- **What to work on**:
Transcribe the records below exactly as they appear, omitting any pictures.

- **Data shown**:
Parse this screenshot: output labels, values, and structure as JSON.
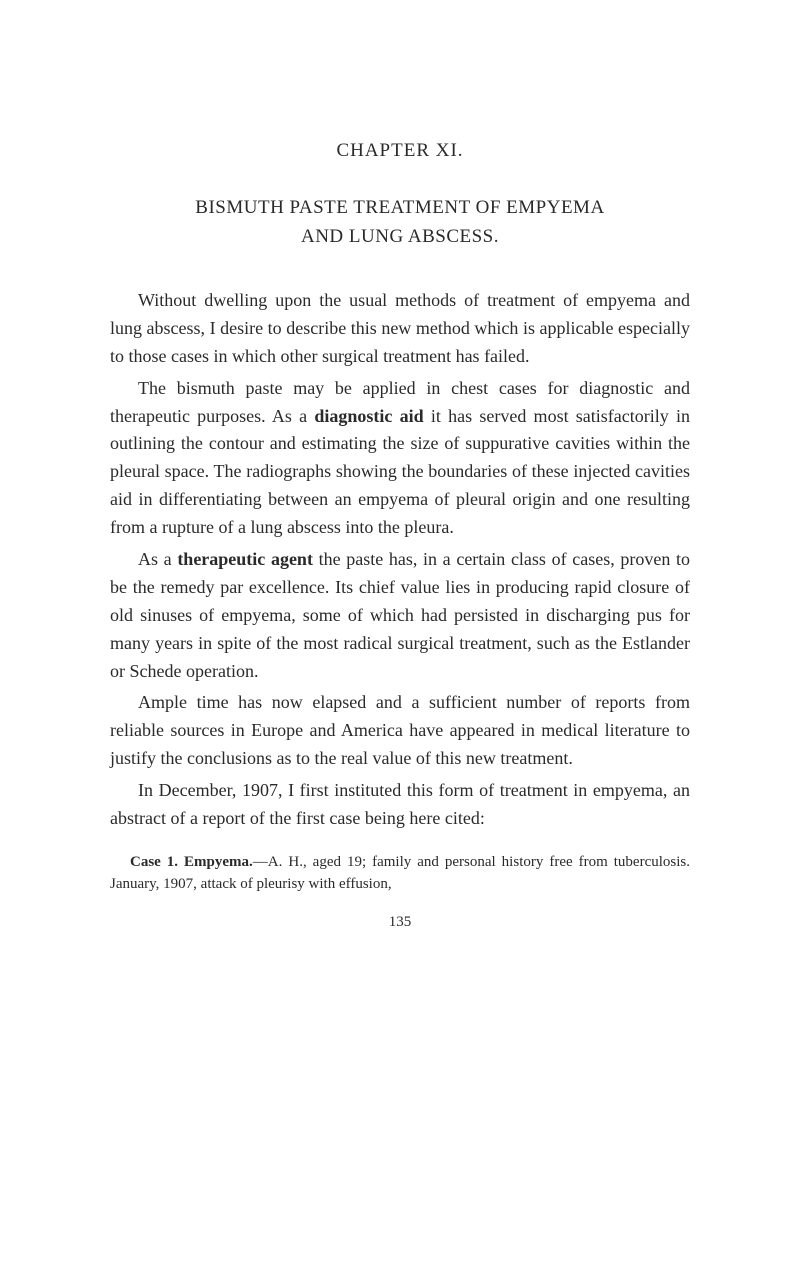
{
  "chapter_heading": "CHAPTER XI.",
  "title_line1": "BISMUTH PASTE TREATMENT OF EMPYEMA",
  "title_line2": "AND LUNG ABSCESS.",
  "para1": "Without dwelling upon the usual methods of treatment of empyema and lung abscess, I desire to describe this new method which is applicable especially to those cases in which other surgical treatment has failed.",
  "para2_pre": "The bismuth paste may be applied in chest cases for diagnostic and therapeutic purposes. As a ",
  "para2_bold1": "diagnostic aid",
  "para2_post": " it has served most satisfactorily in outlining the con­tour and estimating the size of suppurative cavities with­in the pleural space. The radiographs showing the boundaries of these injected cavities aid in differentiat­ing between an empyema of pleural origin and one re­sulting from a rupture of a lung abscess into the pleura.",
  "para3_pre": "As a ",
  "para3_bold": "therapeutic agent",
  "para3_post": " the paste has, in a certain class of cases, proven to be the remedy par excellence. Its chief value lies in producing rapid closure of old sinuses of empyema, some of which had persisted in discharging pus for many years in spite of the most radical surgical treatment, such as the Estlander or Schede operation.",
  "para4": "Ample time has now elapsed and a sufficient number of reports from reliable sources in Europe and America have appeared in medical literature to justify the con­clusions as to the real value of this new treatment.",
  "para5": "In December, 1907, I first instituted this form of treat­ment in empyema, an abstract of a report of the first case being here cited:",
  "case_bold": "Case 1. Empyema.",
  "case_text": "—A. H., aged 19; family and personal history free from tuberculosis. January, 1907, attack of pleurisy with effusion,",
  "page_number": "135",
  "colors": {
    "background": "#ffffff",
    "text": "#2a2a2a"
  },
  "typography": {
    "body_fontsize": 18,
    "heading_fontsize": 19,
    "case_fontsize": 15,
    "font_family": "Georgia, Times New Roman, serif"
  }
}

- **The reply**:
Parse this screenshot: output labels, values, and structure as JSON.
{
  "chapter_heading": "CHAPTER XI.",
  "title_line1": "BISMUTH PASTE TREATMENT OF EMPYEMA",
  "title_line2": "AND LUNG ABSCESS.",
  "para1": "Without dwelling upon the usual methods of treatment of empyema and lung abscess, I desire to describe this new method which is applicable especially to those cases in which other surgical treatment has failed.",
  "para2_pre": "The bismuth paste may be applied in chest cases for diagnostic and therapeutic purposes. As a ",
  "para2_bold1": "diagnostic aid",
  "para2_post": " it has served most satisfactorily in outlining the con­tour and estimating the size of suppurative cavities with­in the pleural space. The radiographs showing the boundaries of these injected cavities aid in differentiat­ing between an empyema of pleural origin and one re­sulting from a rupture of a lung abscess into the pleura.",
  "para3_pre": "As a ",
  "para3_bold": "therapeutic agent",
  "para3_post": " the paste has, in a certain class of cases, proven to be the remedy par excellence. Its chief value lies in producing rapid closure of old sinuses of empyema, some of which had persisted in discharging pus for many years in spite of the most radical surgical treatment, such as the Estlander or Schede operation.",
  "para4": "Ample time has now elapsed and a sufficient number of reports from reliable sources in Europe and America have appeared in medical literature to justify the con­clusions as to the real value of this new treatment.",
  "para5": "In December, 1907, I first instituted this form of treat­ment in empyema, an abstract of a report of the first case being here cited:",
  "case_bold": "Case 1. Empyema.",
  "case_text": "—A. H., aged 19; family and personal history free from tuberculosis. January, 1907, attack of pleurisy with effusion,",
  "page_number": "135",
  "colors": {
    "background": "#ffffff",
    "text": "#2a2a2a"
  },
  "typography": {
    "body_fontsize": 18,
    "heading_fontsize": 19,
    "case_fontsize": 15,
    "font_family": "Georgia, Times New Roman, serif"
  }
}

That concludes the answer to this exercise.